### [What you have to do]
Retype the full set of records. Keep every character identical.

Available records START

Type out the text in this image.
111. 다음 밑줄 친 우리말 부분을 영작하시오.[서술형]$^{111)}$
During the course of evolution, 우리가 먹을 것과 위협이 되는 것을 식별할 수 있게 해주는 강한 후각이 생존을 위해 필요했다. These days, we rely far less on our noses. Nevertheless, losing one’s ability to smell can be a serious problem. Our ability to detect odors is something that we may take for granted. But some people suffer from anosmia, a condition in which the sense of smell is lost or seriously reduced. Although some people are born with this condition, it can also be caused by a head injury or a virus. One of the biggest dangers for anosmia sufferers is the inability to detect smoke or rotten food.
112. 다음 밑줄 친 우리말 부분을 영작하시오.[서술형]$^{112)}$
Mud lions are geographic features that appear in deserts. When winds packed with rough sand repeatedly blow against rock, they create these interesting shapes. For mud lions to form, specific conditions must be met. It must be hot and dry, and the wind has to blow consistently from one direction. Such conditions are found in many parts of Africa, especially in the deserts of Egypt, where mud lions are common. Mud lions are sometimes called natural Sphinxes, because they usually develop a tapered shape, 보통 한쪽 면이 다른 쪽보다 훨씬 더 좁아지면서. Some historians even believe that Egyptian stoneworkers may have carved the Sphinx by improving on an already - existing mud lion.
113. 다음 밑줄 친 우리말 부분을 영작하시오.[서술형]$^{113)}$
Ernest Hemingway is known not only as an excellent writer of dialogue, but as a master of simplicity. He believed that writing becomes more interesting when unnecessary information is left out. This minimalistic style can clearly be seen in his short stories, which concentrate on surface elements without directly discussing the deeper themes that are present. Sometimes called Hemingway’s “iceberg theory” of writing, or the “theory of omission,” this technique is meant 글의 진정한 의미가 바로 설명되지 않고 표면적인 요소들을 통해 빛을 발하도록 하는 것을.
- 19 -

Available records END

### [Task solution]
Type out the text in this image.
111. 다음 밑줄 친 우리말 부분을 영작하시오.[서술형]$^{111)}$
During the course of evolution, 우리가 먹을 것과 위협이 되는 것을 식별할 수 있게 해주는 강한 후각이 생존을 위해 필요했다. These days, we rely far less on our noses. Nevertheless, losing one’s ability to smell can be a serious problem. Our ability to detect odors is something that we may take for granted. But some people suffer from anosmia, a condition in which the sense of smell is lost or seriously reduced. Although some people are born with this condition, it can also be caused by a head injury or a virus. One of the biggest dangers for anosmia sufferers is the inability to detect smoke or rotten food.
112. 다음 밑줄 친 우리말 부분을 영작하시오.[서술형]$^{112)}$
Mud lions are geographic features that appear in deserts. When winds packed with rough sand repeatedly blow against rock, they create these interesting shapes. For mud lions to form, specific conditions must be met. It must be hot and dry, and the wind has to blow consistently from one direction. Such conditions are found in many parts of Africa, especially in the deserts of Egypt, where mud lions are common. Mud lions are sometimes called natural Sphinxes, because they usually develop a tapered shape, 보통 한쪽 면이 다른 쪽보다 훨씬 더 좁아지면서. Some historians even believe that Egyptian stoneworkers may have carved the Sphinx by improving on an already - existing mud lion.
113. 다음 밑줄 친 우리말 부분을 영작하시오.[서술형]$^{113)}$
Ernest Hemingway is known not only as an excellent writer of dialogue, but as a master of simplicity. He believed that writing becomes more interesting when unnecessary information is left out. This minimalistic style can clearly be seen in his short stories, which concentrate on surface elements without directly discussing the deeper themes that are present. Sometimes called Hemingway’s “iceberg theory” of writing, or the “theory of omission,” this technique is meant 글의 진정한 의미가 바로 설명되지 않고 표면적인 요소들을 통해 빛을 발하도록 하는 것을.
- 19 -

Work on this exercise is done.